* begin SOURCE RECORDS *

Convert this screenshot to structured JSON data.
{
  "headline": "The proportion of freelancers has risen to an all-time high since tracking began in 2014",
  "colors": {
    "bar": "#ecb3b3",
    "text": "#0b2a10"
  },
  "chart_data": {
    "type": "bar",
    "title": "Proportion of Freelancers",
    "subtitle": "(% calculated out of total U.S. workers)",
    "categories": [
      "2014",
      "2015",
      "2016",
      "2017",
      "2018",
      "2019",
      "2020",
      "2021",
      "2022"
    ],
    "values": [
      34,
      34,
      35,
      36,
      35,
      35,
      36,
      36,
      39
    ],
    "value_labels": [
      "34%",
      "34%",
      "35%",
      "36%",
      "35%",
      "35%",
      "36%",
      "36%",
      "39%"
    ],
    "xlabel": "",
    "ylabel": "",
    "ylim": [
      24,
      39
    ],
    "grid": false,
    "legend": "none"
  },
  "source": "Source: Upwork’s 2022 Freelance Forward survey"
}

* end SOURCE RECORDS *

#### EXERCISE DETAILS
Write the listing out again, exactly as shown above.

#### SOLUTION TO THE PROBLEM
Convert this screenshot to structured JSON data.
{
  "headline": "The proportion of freelancers has risen to an all-time high since tracking began in 2014",
  "colors": {
    "bar": "#ecb3b3",
    "text": "#0b2a10"
  },
  "chart_data": {
    "type": "bar",
    "title": "Proportion of Freelancers",
    "subtitle": "(% calculated out of total U.S. workers)",
    "categories": [
      "2014",
      "2015",
      "2016",
      "2017",
      "2018",
      "2019",
      "2020",
      "2021",
      "2022"
    ],
    "values": [
      34,
      34,
      35,
      36,
      35,
      35,
      36,
      36,
      39
    ],
    "value_labels": [
      "34%",
      "34%",
      "35%",
      "36%",
      "35%",
      "35%",
      "36%",
      "36%",
      "39%"
    ],
    "xlabel": "",
    "ylabel": "",
    "ylim": [
      24,
      39
    ],
    "grid": false,
    "legend": "none"
  },
  "source": "Source: Upwork’s 2022 Freelance Forward survey"
}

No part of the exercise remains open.